The problem: Say how many lines contain the string "content". Give no other output.

Begin Exercise data

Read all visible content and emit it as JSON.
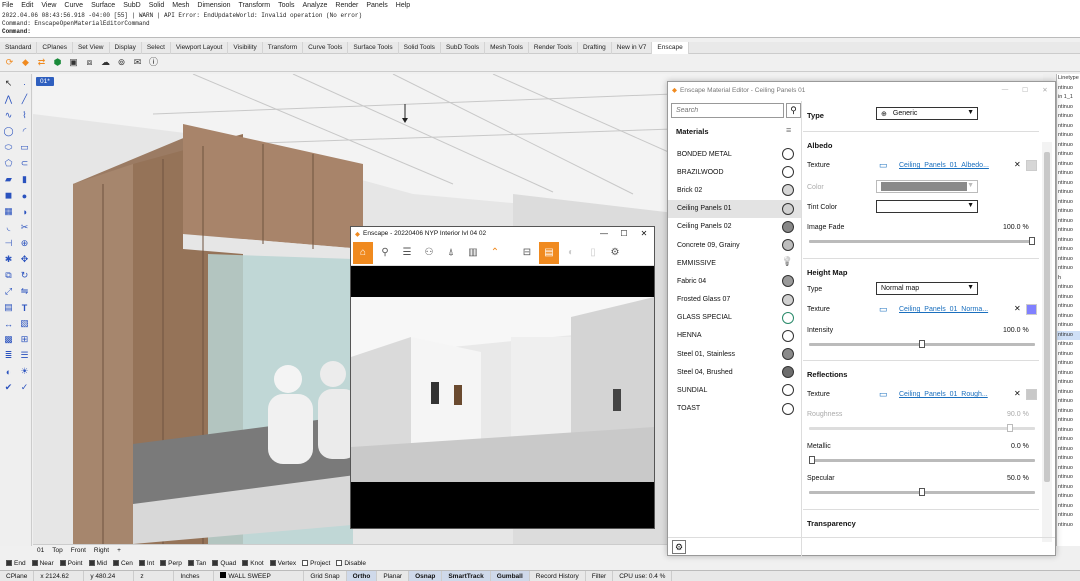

End Exercise data
Begin Exercise data

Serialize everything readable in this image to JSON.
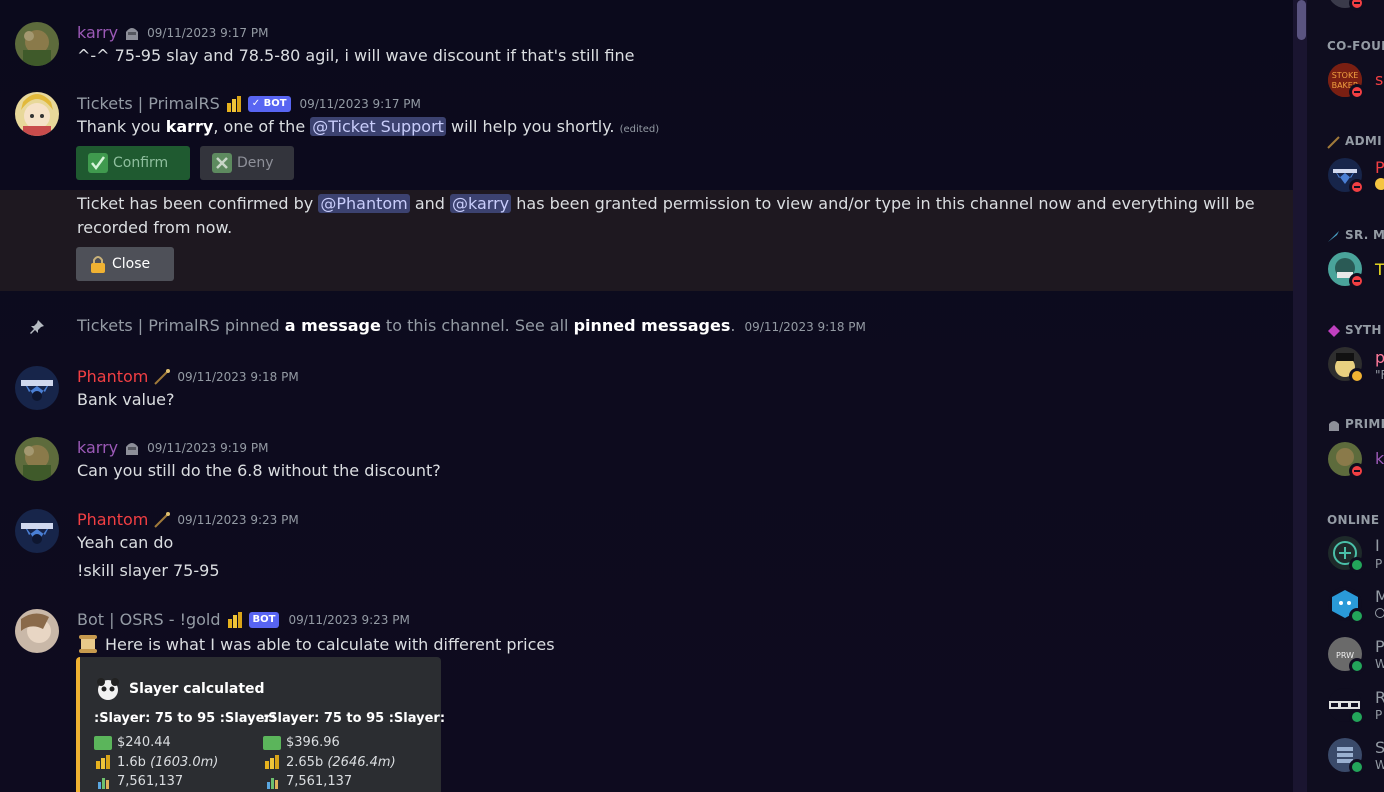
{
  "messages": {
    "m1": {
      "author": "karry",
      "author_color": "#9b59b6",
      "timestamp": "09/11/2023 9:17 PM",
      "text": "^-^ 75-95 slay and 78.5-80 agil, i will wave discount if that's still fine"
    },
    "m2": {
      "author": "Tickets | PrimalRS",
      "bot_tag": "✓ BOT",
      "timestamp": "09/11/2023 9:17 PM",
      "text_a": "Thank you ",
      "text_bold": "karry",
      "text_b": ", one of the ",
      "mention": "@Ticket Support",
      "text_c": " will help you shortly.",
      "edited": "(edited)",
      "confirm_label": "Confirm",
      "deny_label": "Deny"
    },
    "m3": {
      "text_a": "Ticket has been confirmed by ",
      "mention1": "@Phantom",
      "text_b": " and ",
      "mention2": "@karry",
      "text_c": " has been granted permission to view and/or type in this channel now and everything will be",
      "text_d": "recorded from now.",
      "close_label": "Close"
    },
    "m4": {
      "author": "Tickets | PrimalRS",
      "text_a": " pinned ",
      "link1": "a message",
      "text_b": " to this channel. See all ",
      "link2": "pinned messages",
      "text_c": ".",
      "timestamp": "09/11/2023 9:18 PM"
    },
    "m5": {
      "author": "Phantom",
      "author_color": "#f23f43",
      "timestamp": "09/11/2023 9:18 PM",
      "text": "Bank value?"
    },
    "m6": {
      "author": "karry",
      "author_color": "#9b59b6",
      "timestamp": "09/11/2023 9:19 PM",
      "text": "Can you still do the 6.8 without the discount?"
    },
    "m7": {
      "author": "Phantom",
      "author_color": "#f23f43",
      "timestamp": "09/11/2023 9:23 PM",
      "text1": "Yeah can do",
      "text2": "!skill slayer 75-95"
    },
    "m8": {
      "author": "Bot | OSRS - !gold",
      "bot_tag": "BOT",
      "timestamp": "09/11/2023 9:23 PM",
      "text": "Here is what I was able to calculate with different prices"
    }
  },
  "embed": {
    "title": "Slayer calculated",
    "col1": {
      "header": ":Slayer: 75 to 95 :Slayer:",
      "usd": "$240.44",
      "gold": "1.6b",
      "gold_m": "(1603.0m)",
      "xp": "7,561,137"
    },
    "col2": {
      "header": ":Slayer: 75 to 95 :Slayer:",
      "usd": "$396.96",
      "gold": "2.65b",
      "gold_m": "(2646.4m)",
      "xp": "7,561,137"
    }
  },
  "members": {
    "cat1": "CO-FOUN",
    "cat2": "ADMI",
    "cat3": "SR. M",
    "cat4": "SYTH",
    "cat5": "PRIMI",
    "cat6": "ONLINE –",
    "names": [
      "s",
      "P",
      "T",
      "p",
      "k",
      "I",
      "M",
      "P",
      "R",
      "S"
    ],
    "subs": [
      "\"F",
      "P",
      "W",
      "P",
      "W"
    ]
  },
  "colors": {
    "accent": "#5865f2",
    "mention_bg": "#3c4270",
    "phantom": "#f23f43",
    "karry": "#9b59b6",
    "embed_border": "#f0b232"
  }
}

End Exercise data
Begin Exercise data

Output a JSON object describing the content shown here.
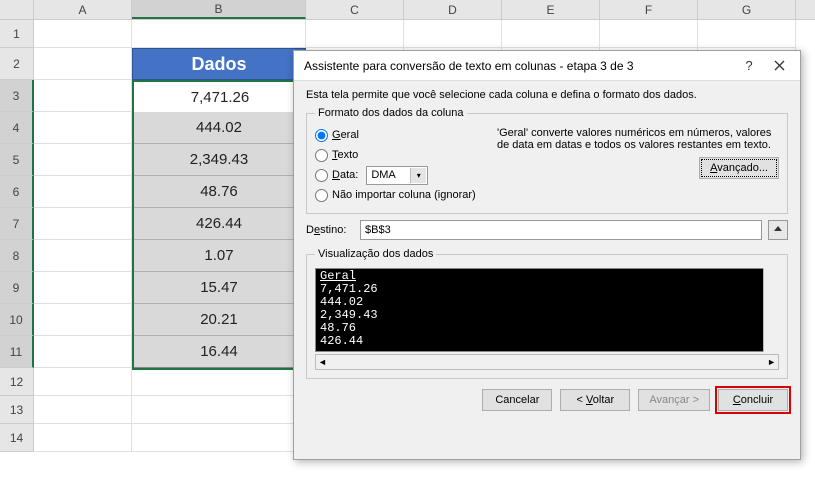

End Exercise data

Answer to this exercise: 2